> PROBLEM TO SOLVE:
Each line of the material below should be reproduced exactly.

> DATA ROWS:
....

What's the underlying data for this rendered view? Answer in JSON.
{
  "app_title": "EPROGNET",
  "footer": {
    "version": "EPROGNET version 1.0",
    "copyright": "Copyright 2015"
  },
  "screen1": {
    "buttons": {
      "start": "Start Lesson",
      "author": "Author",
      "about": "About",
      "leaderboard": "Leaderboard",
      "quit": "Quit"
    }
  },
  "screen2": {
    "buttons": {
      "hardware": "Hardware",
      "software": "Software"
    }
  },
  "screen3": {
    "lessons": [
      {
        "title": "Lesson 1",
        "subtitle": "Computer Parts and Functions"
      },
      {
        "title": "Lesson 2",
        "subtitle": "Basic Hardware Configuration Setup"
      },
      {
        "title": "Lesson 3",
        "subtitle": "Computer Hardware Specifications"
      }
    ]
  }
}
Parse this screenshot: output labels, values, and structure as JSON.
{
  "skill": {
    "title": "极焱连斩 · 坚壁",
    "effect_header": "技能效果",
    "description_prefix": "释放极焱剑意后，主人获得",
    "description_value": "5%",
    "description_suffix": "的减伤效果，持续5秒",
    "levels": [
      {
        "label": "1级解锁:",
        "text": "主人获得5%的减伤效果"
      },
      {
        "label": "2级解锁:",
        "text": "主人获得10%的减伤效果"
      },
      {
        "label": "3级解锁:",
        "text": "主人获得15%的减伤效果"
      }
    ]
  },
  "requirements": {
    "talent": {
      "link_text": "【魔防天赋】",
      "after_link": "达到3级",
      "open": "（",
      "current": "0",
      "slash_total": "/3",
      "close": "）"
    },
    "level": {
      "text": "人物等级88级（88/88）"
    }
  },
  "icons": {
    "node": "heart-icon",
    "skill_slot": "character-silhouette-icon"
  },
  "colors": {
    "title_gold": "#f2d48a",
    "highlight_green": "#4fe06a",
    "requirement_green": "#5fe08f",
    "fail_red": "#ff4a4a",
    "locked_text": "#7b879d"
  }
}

....

> TASK OUTPUT:
What's the underlying data for this rendered view? Answer in JSON.
{
  "app_title": "EPROGNET",
  "footer": {
    "version": "EPROGNET version 1.0",
    "copyright": "Copyright 2015"
  },
  "screen1": {
    "buttons": {
      "start": "Start Lesson",
      "author": "Author",
      "about": "About",
      "leaderboard": "Leaderboard",
      "quit": "Quit"
    }
  },
  "screen2": {
    "buttons": {
      "hardware": "Hardware",
      "software": "Software"
    }
  },
  "screen3": {
    "lessons": [
      {
        "title": "Lesson 1",
        "subtitle": "Computer Parts and Functions"
      },
      {
        "title": "Lesson 2",
        "subtitle": "Basic Hardware Configuration Setup"
      },
      {
        "title": "Lesson 3",
        "subtitle": "Computer Hardware Specifications"
      }
    ]
  }
}
Parse this screenshot: output labels, values, and structure as JSON.
{
  "skill": {
    "title": "极焱连斩 · 坚壁",
    "effect_header": "技能效果",
    "description_prefix": "释放极焱剑意后，主人获得",
    "description_value": "5%",
    "description_suffix": "的减伤效果，持续5秒",
    "levels": [
      {
        "label": "1级解锁:",
        "text": "主人获得5%的减伤效果"
      },
      {
        "label": "2级解锁:",
        "text": "主人获得10%的减伤效果"
      },
      {
        "label": "3级解锁:",
        "text": "主人获得15%的减伤效果"
      }
    ]
  },
  "requirements": {
    "talent": {
      "link_text": "【魔防天赋】",
      "after_link": "达到3级",
      "open": "（",
      "current": "0",
      "slash_total": "/3",
      "close": "）"
    },
    "level": {
      "text": "人物等级88级（88/88）"
    }
  },
  "icons": {
    "node": "heart-icon",
    "skill_slot": "character-silhouette-icon"
  },
  "colors": {
    "title_gold": "#f2d48a",
    "highlight_green": "#4fe06a",
    "requirement_green": "#5fe08f",
    "fail_red": "#ff4a4a",
    "locked_text": "#7b879d"
  }
}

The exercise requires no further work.